Set exercise: Your task is to repeat the lines below exactly, excluding any pictures they contain.
>> BEGIN Entries shown
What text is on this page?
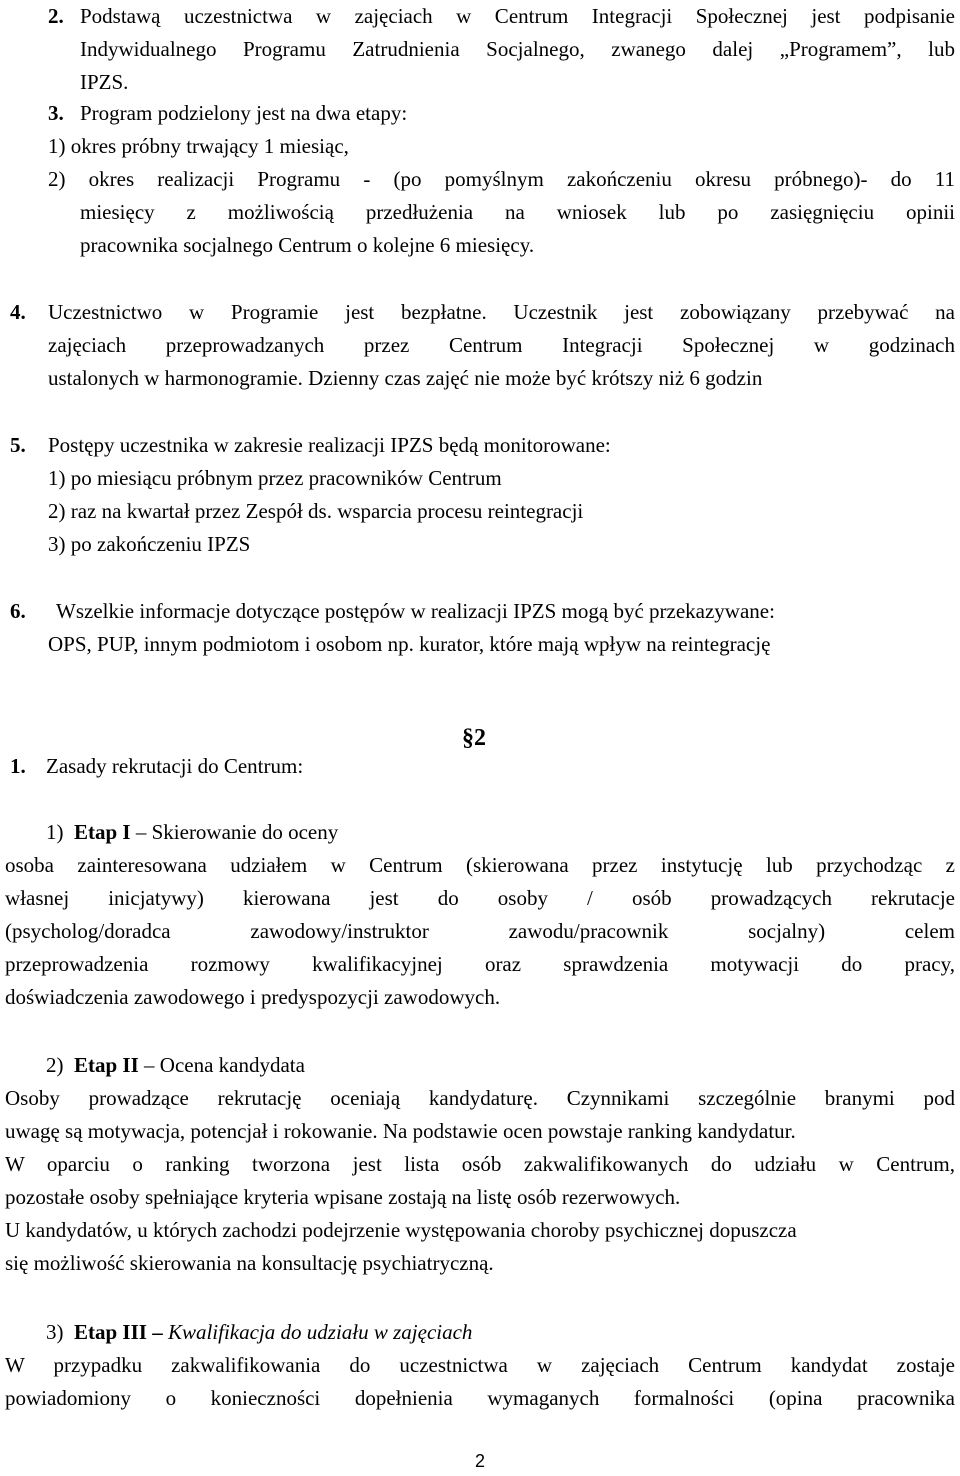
2. Podstawą uczestnictwa w zajęciach w Centrum Integracji Społecznej jest podpisanie
Indywidualnego Programu Zatrudnienia Socjalnego, zwanego dalej „Programem”, lub
IPZS.
3. Program podzielony jest na dwa etapy:
1) okres próbny trwający 1 miesiąc,
2) okres realizacji Programu - (po pomyślnym zakończeniu okresu próbnego)- do 11
miesięcy z możliwością przedłużenia na wniosek lub po zasięgnięciu opinii
pracownika socjalnego Centrum o kolejne 6 miesięcy.
4. Uczestnictwo w Programie jest bezpłatne. Uczestnik jest zobowiązany przebywać na
zajęciach przeprowadzanych przez Centrum Integracji Społecznej w godzinach
ustalonych w harmonogramie. Dzienny czas zajęć nie może być krótszy niż 6 godzin
5. Postępy uczestnika w zakresie realizacji IPZS będą monitorowane:
1) po miesiącu próbnym przez pracowników Centrum
2) raz na kwartał przez Zespół ds. wsparcia procesu reintegracji
3) po zakończeniu IPZS
6.	Wszelkie informacje dotyczące postępów w realizacji IPZS mogą być przekazywane:
OPS, PUP, innym podmiotom i osobom np. kurator, które mają wpływ na reintegrację
§2
1. Zasady rekrutacji do Centrum:
1) Etap I – Skierowanie do oceny
osoba zainteresowana udziałem w Centrum (skierowana przez instytucję lub przychodząc z
własnej inicjatywy) kierowana jest do osoby / osób prowadzących rekrutacje
(psycholog/doradca zawodowy/instruktor zawodu/pracownik socjalny) celem
przeprowadzenia rozmowy kwalifikacyjnej oraz sprawdzenia motywacji do pracy,
doświadczenia zawodowego i predyspozycji zawodowych.
2) Etap II – Ocena kandydata
Osoby prowadzące rekrutację oceniają kandydaturę. Czynnikami szczególnie branymi pod
uwagę są motywacja, potencjał i rokowanie. Na podstawie ocen powstaje ranking kandydatur.
W oparciu o ranking tworzona jest lista osób zakwalifikowanych do udziału w Centrum,
pozostałe osoby spełniające kryteria wpisane zostają na listę osób rezerwowych.
U kandydatów, u których zachodzi podejrzenie występowania choroby psychicznej dopuszcza
się możliwość skierowania na konsultację psychiatryczną.
3) Etap III – Kwalifikacja do udziału w zajęciach
W przypadku zakwalifikowania do uczestnictwa w zajęciach Centrum kandydat zostaje
powiadomiony o konieczności dopełnienia wymaganych formalności (opina pracownika
2
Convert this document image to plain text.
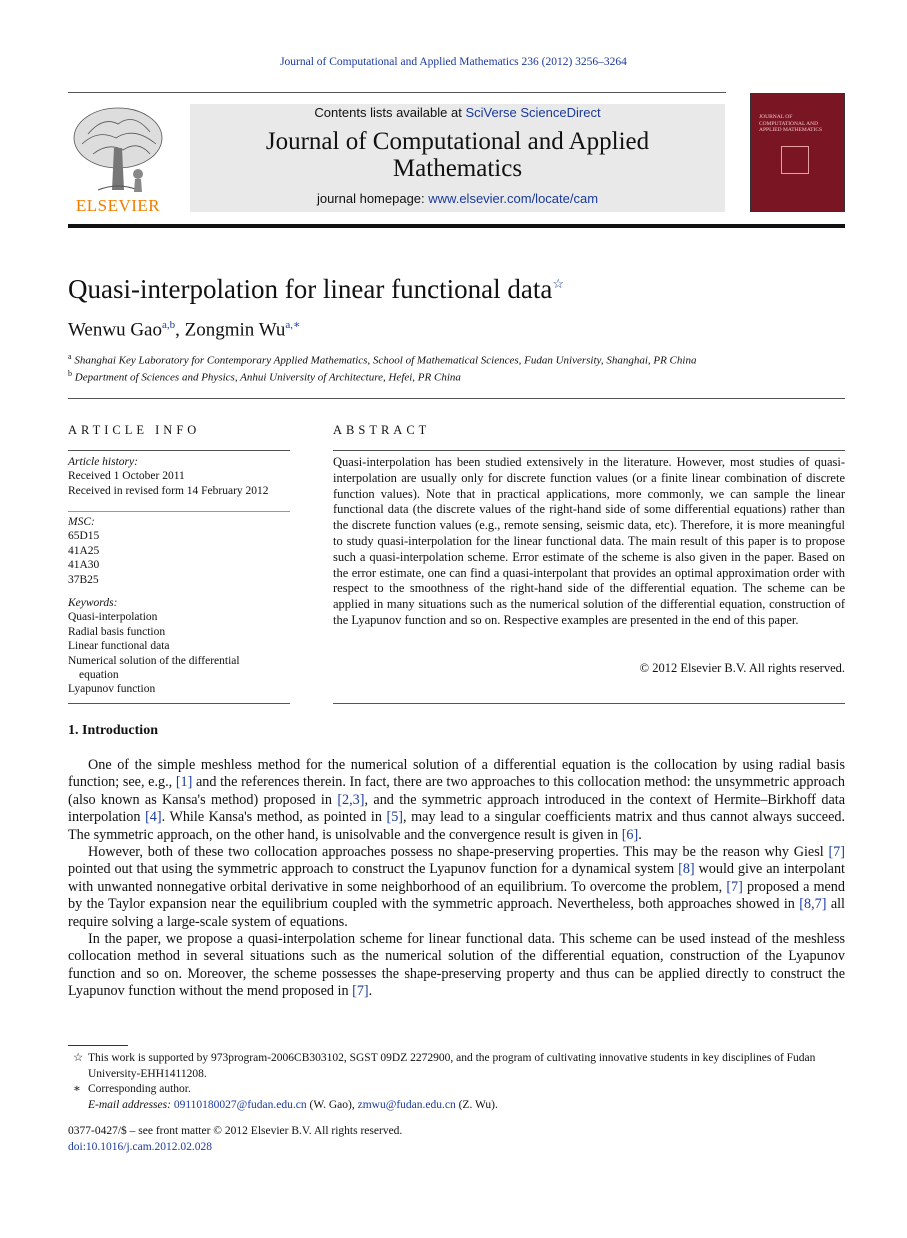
Journal of Computational and Applied Mathematics 236 (2012) 3256–3264
ELSEVIER
Contents lists available at SciVerse ScienceDirect
Journal of Computational and Applied
Mathematics
journal homepage: www.elsevier.com/locate/cam
JOURNAL OF COMPUTATIONAL AND APPLIED MATHEMATICS
Quasi-interpolation for linear functional data☆
Wenwu Gao$^{a,b}$, Zongmin $Wu^{a,∗}$
$^a$ Shanghai Key Laboratory for Contemporary Applied Mathematics, School of Mathematical Sciences, Fudan University, Shanghai, PR China
$^b$ Department of Sciences and Physics, Anhui University of Architecture, Hefei, PR China
ARTICLE INFO	ABSTRACT
Article history:
Received 1 October 2011
Received in revised form 14 February 2012
MSC:
65D15
41A25
41A30
37B25
Keywords:
Quasi-interpolation
Radial basis function
Linear functional data
Numerical solution of the differential
equation
Lyapunov function
Quasi-interpolation has been studied extensively in the literature. However, most studies of quasi-interpolation are usually only for discrete function values (or a finite linear combination of discrete function values). Note that in practical applications, more commonly, we can sample the linear functional data (the discrete values of the right-hand side of some differential equations) rather than the discrete function values (e.g., remote sensing, seismic data, etc). Therefore, it is more meaningful to study quasi-interpolation for the linear functional data. The main result of this paper is to propose such a quasi-interpolation scheme. Error estimate of the scheme is also given in the paper. Based on the error estimate, one can find a quasi-interpolant that provides an optimal approximation order with respect to the smoothness of the right-hand side of the differential equation. The scheme can be applied in many situations such as the numerical solution of the differential equation, construction of the Lyapunov function and so on. Respective examples are presented in the end of this paper.
© 2012 Elsevier B.V. All rights reserved.
1. Introduction

One of the simple meshless method for the numerical solution of a differential equation is the collocation by using radial basis function; see, e.g., [1] and the references therein. In fact, there are two approaches to this collocation method: the unsymmetric approach (also known as Kansa's method) proposed in [2,3], and the symmetric approach introduced in the context of Hermite–Birkhoff data interpolation [4]. While Kansa's method, as pointed in [5], may lead to a singular coefficients matrix and thus cannot always succeed. The symmetric approach, on the other hand, is unisolvable and the convergence result is given in [6].

However, both of these two collocation approaches possess no shape-preserving properties. This may be the reason why Giesl [7] pointed out that using the symmetric approach to construct the Lyapunov function for a dynamical system [8] would give an interpolant with unwanted nonnegative orbital derivative in some neighborhood of an equilibrium. To overcome the problem, [7] proposed a mend by the Taylor expansion near the equilibrium coupled with the symmetric approach. Nevertheless, both approaches showed in [8,7] all require solving a large-scale system of equations.

In the paper, we propose a quasi-interpolation scheme for linear functional data. This scheme can be used instead of the meshless collocation method in several situations such as the numerical solution of the differential equation, construction of the Lyapunov function and so on. Moreover, the scheme possesses the shape-preserving property and thus can be applied directly to construct the Lyapunov function without the mend proposed in [7].

☆ This work is supported by 973program-2006CB303102, SGST 09DZ 2272900, and the program of cultivating innovative students in key disciplines of Fudan University-EHH1411208.
∗ Corresponding author.
E-mail addresses: 09110180027@fudan.edu.cn (W. Gao), zmwu@fudan.edu.cn (Z. Wu).
0377-0427/$ – see front matter © 2012 Elsevier B.V. All rights reserved.
doi:10.1016/j.cam.2012.02.028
>> END Entries shown
Task solution:
What text is on this page?
2. Podstawą uczestnictwa w zajęciach w Centrum Integracji Społecznej jest podpisanie
Indywidualnego Programu Zatrudnienia Socjalnego, zwanego dalej „Programem”, lub
IPZS.
3. Program podzielony jest na dwa etapy:
1) okres próbny trwający 1 miesiąc,
2) okres realizacji Programu - (po pomyślnym zakończeniu okresu próbnego)- do 11
miesięcy z możliwością przedłużenia na wniosek lub po zasięgnięciu opinii
pracownika socjalnego Centrum o kolejne 6 miesięcy.
4. Uczestnictwo w Programie jest bezpłatne. Uczestnik jest zobowiązany przebywać na
zajęciach przeprowadzanych przez Centrum Integracji Społecznej w godzinach
ustalonych w harmonogramie. Dzienny czas zajęć nie może być krótszy niż 6 godzin
5. Postępy uczestnika w zakresie realizacji IPZS będą monitorowane:
1) po miesiącu próbnym przez pracowników Centrum
2) raz na kwartał przez Zespół ds. wsparcia procesu reintegracji
3) po zakończeniu IPZS
6.	Wszelkie informacje dotyczące postępów w realizacji IPZS mogą być przekazywane:
OPS, PUP, innym podmiotom i osobom np. kurator, które mają wpływ na reintegrację
§2
1. Zasady rekrutacji do Centrum:
1) Etap I – Skierowanie do oceny
osoba zainteresowana udziałem w Centrum (skierowana przez instytucję lub przychodząc z
własnej inicjatywy) kierowana jest do osoby / osób prowadzących rekrutacje
(psycholog/doradca zawodowy/instruktor zawodu/pracownik socjalny) celem
przeprowadzenia rozmowy kwalifikacyjnej oraz sprawdzenia motywacji do pracy,
doświadczenia zawodowego i predyspozycji zawodowych.
2) Etap II – Ocena kandydata
Osoby prowadzące rekrutację oceniają kandydaturę. Czynnikami szczególnie branymi pod
uwagę są motywacja, potencjał i rokowanie. Na podstawie ocen powstaje ranking kandydatur.
W oparciu o ranking tworzona jest lista osób zakwalifikowanych do udziału w Centrum,
pozostałe osoby spełniające kryteria wpisane zostają na listę osób rezerwowych.
U kandydatów, u których zachodzi podejrzenie występowania choroby psychicznej dopuszcza
się możliwość skierowania na konsultację psychiatryczną.
3) Etap III – Kwalifikacja do udziału w zajęciach
W przypadku zakwalifikowania do uczestnictwa w zajęciach Centrum kandydat zostaje
powiadomiony o konieczności dopełnienia wymaganych formalności (opina pracownika
2
Convert this document image to plain text.
Journal of Computational and Applied Mathematics 236 (2012) 3256–3264
ELSEVIER
Contents lists available at SciVerse ScienceDirect
Journal of Computational and Applied
Mathematics
journal homepage: www.elsevier.com/locate/cam
JOURNAL OF COMPUTATIONAL AND APPLIED MATHEMATICS
Quasi-interpolation for linear functional data☆
Wenwu Gao$^{a,b}$, Zongmin $Wu^{a,∗}$
$^a$ Shanghai Key Laboratory for Contemporary Applied Mathematics, School of Mathematical Sciences, Fudan University, Shanghai, PR China
$^b$ Department of Sciences and Physics, Anhui University of Architecture, Hefei, PR China
ARTICLE INFO	ABSTRACT
Article history:
Received 1 October 2011
Received in revised form 14 February 2012
MSC:
65D15
41A25
41A30
37B25
Keywords:
Quasi-interpolation
Radial basis function
Linear functional data
Numerical solution of the differential
equation
Lyapunov function
Quasi-interpolation has been studied extensively in the literature. However, most studies of quasi-interpolation are usually only for discrete function values (or a finite linear combination of discrete function values). Note that in practical applications, more commonly, we can sample the linear functional data (the discrete values of the right-hand side of some differential equations) rather than the discrete function values (e.g., remote sensing, seismic data, etc). Therefore, it is more meaningful to study quasi-interpolation for the linear functional data. The main result of this paper is to propose such a quasi-interpolation scheme. Error estimate of the scheme is also given in the paper. Based on the error estimate, one can find a quasi-interpolant that provides an optimal approximation order with respect to the smoothness of the right-hand side of the differential equation. The scheme can be applied in many situations such as the numerical solution of the differential equation, construction of the Lyapunov function and so on. Respective examples are presented in the end of this paper.
© 2012 Elsevier B.V. All rights reserved.
1. Introduction

One of the simple meshless method for the numerical solution of a differential equation is the collocation by using radial basis function; see, e.g., [1] and the references therein. In fact, there are two approaches to this collocation method: the unsymmetric approach (also known as Kansa's method) proposed in [2,3], and the symmetric approach introduced in the context of Hermite–Birkhoff data interpolation [4]. While Kansa's method, as pointed in [5], may lead to a singular coefficients matrix and thus cannot always succeed. The symmetric approach, on the other hand, is unisolvable and the convergence result is given in [6].

However, both of these two collocation approaches possess no shape-preserving properties. This may be the reason why Giesl [7] pointed out that using the symmetric approach to construct the Lyapunov function for a dynamical system [8] would give an interpolant with unwanted nonnegative orbital derivative in some neighborhood of an equilibrium. To overcome the problem, [7] proposed a mend by the Taylor expansion near the equilibrium coupled with the symmetric approach. Nevertheless, both approaches showed in [8,7] all require solving a large-scale system of equations.

In the paper, we propose a quasi-interpolation scheme for linear functional data. This scheme can be used instead of the meshless collocation method in several situations such as the numerical solution of the differential equation, construction of the Lyapunov function and so on. Moreover, the scheme possesses the shape-preserving property and thus can be applied directly to construct the Lyapunov function without the mend proposed in [7].

☆ This work is supported by 973program-2006CB303102, SGST 09DZ 2272900, and the program of cultivating innovative students in key disciplines of Fudan University-EHH1411208.
∗ Corresponding author.
E-mail addresses: 09110180027@fudan.edu.cn (W. Gao), zmwu@fudan.edu.cn (Z. Wu).
0377-0427/$ – see front matter © 2012 Elsevier B.V. All rights reserved.
doi:10.1016/j.cam.2012.02.028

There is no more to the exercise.